**Short exercise:**
Count how many lines below include the string "color", and give that number without anything else.
** Start **
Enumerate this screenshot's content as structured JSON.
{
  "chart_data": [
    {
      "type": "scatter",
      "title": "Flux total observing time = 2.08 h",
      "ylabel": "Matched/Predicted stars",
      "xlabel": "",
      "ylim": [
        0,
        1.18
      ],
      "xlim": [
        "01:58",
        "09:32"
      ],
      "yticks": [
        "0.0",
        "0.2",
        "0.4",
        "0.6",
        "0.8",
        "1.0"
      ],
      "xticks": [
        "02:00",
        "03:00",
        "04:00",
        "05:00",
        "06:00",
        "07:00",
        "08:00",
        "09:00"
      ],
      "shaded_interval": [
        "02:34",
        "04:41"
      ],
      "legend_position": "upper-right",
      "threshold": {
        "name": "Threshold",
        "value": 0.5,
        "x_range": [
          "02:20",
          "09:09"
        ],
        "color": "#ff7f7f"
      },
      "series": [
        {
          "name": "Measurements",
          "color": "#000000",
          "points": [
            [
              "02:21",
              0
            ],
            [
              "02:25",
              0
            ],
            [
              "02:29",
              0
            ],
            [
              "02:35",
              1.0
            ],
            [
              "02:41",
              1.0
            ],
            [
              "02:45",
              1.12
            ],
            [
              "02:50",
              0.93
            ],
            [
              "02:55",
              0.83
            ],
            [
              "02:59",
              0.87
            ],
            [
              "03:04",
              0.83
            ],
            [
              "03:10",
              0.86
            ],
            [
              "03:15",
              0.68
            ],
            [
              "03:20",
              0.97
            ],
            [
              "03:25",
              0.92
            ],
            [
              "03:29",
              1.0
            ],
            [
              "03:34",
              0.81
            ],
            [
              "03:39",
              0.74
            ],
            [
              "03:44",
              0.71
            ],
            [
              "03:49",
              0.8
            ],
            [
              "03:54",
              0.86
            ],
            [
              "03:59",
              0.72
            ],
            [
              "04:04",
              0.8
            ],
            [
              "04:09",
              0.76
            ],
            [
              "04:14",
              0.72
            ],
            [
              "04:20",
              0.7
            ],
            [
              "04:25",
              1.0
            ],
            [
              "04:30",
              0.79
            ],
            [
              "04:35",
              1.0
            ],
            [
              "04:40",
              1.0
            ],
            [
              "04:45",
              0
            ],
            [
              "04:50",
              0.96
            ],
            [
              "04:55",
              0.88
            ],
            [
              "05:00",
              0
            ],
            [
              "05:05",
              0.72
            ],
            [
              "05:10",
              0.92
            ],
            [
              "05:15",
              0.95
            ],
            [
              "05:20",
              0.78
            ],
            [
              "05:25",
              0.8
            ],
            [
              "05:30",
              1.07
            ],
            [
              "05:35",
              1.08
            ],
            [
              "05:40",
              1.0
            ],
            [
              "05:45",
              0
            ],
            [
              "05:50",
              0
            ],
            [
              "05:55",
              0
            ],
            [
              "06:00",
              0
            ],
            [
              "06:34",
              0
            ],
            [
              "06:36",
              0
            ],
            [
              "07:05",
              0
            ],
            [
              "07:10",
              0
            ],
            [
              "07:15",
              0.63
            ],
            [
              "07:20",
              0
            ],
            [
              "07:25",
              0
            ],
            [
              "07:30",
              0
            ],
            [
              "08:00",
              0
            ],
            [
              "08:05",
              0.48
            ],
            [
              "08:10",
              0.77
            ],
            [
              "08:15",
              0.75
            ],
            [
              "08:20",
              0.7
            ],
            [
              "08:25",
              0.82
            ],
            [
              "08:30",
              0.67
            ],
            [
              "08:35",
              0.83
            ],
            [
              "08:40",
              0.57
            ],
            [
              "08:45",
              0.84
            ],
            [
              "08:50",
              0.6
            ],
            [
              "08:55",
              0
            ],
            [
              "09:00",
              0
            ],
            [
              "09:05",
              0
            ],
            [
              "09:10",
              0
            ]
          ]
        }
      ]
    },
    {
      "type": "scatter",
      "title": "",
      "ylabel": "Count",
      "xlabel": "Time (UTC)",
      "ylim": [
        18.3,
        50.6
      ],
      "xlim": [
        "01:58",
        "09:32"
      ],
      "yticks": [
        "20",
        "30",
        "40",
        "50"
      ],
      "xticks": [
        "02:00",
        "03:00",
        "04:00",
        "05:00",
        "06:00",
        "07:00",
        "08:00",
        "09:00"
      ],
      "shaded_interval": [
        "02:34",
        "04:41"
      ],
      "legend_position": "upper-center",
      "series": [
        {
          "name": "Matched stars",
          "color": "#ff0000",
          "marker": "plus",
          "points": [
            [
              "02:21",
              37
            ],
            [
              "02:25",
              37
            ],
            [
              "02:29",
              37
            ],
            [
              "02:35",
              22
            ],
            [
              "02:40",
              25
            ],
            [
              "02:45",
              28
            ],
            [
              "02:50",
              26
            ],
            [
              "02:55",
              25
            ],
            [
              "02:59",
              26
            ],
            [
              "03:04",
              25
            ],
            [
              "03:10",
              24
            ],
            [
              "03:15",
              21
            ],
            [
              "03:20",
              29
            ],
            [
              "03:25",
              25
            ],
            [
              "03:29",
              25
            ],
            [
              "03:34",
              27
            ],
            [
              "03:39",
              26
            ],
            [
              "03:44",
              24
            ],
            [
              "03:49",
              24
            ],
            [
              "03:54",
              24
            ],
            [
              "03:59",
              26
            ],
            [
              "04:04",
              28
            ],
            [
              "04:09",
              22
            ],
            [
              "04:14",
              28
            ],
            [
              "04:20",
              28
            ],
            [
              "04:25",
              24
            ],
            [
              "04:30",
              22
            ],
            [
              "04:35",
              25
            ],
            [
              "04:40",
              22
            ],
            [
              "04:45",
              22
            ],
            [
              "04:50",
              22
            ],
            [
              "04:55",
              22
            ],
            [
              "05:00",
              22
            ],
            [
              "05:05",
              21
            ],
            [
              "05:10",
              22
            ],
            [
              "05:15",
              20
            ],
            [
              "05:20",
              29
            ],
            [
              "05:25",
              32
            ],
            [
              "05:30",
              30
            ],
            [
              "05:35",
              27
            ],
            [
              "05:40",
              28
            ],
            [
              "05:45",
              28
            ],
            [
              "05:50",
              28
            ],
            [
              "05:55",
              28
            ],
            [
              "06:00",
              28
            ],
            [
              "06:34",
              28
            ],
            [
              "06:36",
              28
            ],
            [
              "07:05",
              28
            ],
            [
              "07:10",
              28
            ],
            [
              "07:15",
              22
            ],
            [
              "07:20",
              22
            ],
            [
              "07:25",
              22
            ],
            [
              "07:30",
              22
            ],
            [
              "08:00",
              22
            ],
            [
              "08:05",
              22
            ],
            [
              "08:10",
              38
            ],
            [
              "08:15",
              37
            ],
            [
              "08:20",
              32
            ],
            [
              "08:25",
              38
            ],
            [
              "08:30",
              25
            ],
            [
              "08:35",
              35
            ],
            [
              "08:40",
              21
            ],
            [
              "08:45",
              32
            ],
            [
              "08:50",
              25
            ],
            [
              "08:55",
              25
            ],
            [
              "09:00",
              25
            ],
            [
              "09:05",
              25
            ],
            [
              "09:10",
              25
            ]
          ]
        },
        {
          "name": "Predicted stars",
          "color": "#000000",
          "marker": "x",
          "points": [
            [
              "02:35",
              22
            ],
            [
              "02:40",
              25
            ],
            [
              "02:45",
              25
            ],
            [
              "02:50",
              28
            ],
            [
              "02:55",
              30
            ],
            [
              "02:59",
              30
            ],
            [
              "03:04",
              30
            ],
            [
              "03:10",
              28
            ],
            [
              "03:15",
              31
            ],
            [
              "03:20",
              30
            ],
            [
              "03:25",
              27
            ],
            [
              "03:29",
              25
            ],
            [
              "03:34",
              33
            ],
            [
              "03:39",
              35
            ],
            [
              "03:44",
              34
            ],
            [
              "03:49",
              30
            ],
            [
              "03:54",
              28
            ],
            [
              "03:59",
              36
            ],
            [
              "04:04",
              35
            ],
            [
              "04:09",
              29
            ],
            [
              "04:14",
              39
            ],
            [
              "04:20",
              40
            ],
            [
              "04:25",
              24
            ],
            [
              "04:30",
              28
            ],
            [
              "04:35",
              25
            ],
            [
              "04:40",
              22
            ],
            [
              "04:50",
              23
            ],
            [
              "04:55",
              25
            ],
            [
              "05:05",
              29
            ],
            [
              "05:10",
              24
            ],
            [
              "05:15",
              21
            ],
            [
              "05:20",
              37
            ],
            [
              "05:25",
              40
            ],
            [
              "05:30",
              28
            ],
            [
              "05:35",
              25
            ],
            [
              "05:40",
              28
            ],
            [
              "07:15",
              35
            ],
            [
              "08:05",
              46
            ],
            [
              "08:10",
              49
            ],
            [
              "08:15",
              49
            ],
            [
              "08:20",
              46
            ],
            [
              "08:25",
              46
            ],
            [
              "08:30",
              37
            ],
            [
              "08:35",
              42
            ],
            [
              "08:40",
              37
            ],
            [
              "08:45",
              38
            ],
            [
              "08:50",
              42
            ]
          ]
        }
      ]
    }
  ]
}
** End **
**Result of this task:**
4